- **GOAL**: Return every entry exactly.

==== EXERCISE MATERIALS

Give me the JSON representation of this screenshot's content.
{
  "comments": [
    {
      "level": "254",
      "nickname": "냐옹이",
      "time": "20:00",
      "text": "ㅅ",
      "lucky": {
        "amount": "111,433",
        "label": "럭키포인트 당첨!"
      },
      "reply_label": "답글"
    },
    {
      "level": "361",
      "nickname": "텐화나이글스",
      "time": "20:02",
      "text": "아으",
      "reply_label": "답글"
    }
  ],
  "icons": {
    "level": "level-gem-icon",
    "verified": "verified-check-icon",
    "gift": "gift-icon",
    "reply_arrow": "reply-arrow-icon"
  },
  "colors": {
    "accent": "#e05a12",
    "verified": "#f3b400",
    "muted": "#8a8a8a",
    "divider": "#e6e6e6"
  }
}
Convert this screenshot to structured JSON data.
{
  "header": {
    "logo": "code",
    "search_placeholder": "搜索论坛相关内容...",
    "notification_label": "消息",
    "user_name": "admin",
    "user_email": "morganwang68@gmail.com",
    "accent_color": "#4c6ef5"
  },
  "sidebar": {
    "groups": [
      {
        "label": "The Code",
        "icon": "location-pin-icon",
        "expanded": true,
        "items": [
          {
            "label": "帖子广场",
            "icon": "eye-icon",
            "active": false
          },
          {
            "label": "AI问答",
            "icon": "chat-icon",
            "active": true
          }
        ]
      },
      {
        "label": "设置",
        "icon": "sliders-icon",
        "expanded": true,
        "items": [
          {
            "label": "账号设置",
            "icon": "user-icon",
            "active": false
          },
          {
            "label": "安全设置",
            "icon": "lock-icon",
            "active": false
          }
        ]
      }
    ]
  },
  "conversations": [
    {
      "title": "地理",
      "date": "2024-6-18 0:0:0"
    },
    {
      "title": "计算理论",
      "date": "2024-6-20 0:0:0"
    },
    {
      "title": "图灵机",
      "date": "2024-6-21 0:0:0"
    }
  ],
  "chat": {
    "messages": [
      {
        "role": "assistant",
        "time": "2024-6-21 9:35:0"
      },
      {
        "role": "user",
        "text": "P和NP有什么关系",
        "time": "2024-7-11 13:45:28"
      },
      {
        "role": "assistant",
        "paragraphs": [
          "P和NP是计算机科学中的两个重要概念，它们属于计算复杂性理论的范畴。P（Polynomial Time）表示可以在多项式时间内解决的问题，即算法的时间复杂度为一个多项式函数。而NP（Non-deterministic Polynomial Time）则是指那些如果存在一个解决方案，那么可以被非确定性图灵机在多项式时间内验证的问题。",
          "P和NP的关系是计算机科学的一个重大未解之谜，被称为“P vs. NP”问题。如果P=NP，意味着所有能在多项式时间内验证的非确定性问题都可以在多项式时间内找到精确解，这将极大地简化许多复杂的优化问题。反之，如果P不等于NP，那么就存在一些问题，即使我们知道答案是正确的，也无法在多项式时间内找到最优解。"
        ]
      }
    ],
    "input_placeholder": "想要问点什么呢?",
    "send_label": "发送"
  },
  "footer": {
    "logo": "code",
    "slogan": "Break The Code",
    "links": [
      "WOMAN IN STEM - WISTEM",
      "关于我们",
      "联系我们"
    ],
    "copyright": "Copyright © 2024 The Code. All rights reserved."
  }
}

========

- **RESPONSE**:
Give me the JSON representation of this screenshot's content.
{
  "comments": [
    {
      "level": "254",
      "nickname": "냐옹이",
      "time": "20:00",
      "text": "ㅅ",
      "lucky": {
        "amount": "111,433",
        "label": "럭키포인트 당첨!"
      },
      "reply_label": "답글"
    },
    {
      "level": "361",
      "nickname": "텐화나이글스",
      "time": "20:02",
      "text": "아으",
      "reply_label": "답글"
    }
  ],
  "icons": {
    "level": "level-gem-icon",
    "verified": "verified-check-icon",
    "gift": "gift-icon",
    "reply_arrow": "reply-arrow-icon"
  },
  "colors": {
    "accent": "#e05a12",
    "verified": "#f3b400",
    "muted": "#8a8a8a",
    "divider": "#e6e6e6"
  }
}
Convert this screenshot to structured JSON data.
{
  "header": {
    "logo": "code",
    "search_placeholder": "搜索论坛相关内容...",
    "notification_label": "消息",
    "user_name": "admin",
    "user_email": "morganwang68@gmail.com",
    "accent_color": "#4c6ef5"
  },
  "sidebar": {
    "groups": [
      {
        "label": "The Code",
        "icon": "location-pin-icon",
        "expanded": true,
        "items": [
          {
            "label": "帖子广场",
            "icon": "eye-icon",
            "active": false
          },
          {
            "label": "AI问答",
            "icon": "chat-icon",
            "active": true
          }
        ]
      },
      {
        "label": "设置",
        "icon": "sliders-icon",
        "expanded": true,
        "items": [
          {
            "label": "账号设置",
            "icon": "user-icon",
            "active": false
          },
          {
            "label": "安全设置",
            "icon": "lock-icon",
            "active": false
          }
        ]
      }
    ]
  },
  "conversations": [
    {
      "title": "地理",
      "date": "2024-6-18 0:0:0"
    },
    {
      "title": "计算理论",
      "date": "2024-6-20 0:0:0"
    },
    {
      "title": "图灵机",
      "date": "2024-6-21 0:0:0"
    }
  ],
  "chat": {
    "messages": [
      {
        "role": "assistant",
        "time": "2024-6-21 9:35:0"
      },
      {
        "role": "user",
        "text": "P和NP有什么关系",
        "time": "2024-7-11 13:45:28"
      },
      {
        "role": "assistant",
        "paragraphs": [
          "P和NP是计算机科学中的两个重要概念，它们属于计算复杂性理论的范畴。P（Polynomial Time）表示可以在多项式时间内解决的问题，即算法的时间复杂度为一个多项式函数。而NP（Non-deterministic Polynomial Time）则是指那些如果存在一个解决方案，那么可以被非确定性图灵机在多项式时间内验证的问题。",
          "P和NP的关系是计算机科学的一个重大未解之谜，被称为“P vs. NP”问题。如果P=NP，意味着所有能在多项式时间内验证的非确定性问题都可以在多项式时间内找到精确解，这将极大地简化许多复杂的优化问题。反之，如果P不等于NP，那么就存在一些问题，即使我们知道答案是正确的，也无法在多项式时间内找到最优解。"
        ]
      }
    ],
    "input_placeholder": "想要问点什么呢?",
    "send_label": "发送"
  },
  "footer": {
    "logo": "code",
    "slogan": "Break The Code",
    "links": [
      "WOMAN IN STEM - WISTEM",
      "关于我们",
      "联系我们"
    ],
    "copyright": "Copyright © 2024 The Code. All rights reserved."
  }
}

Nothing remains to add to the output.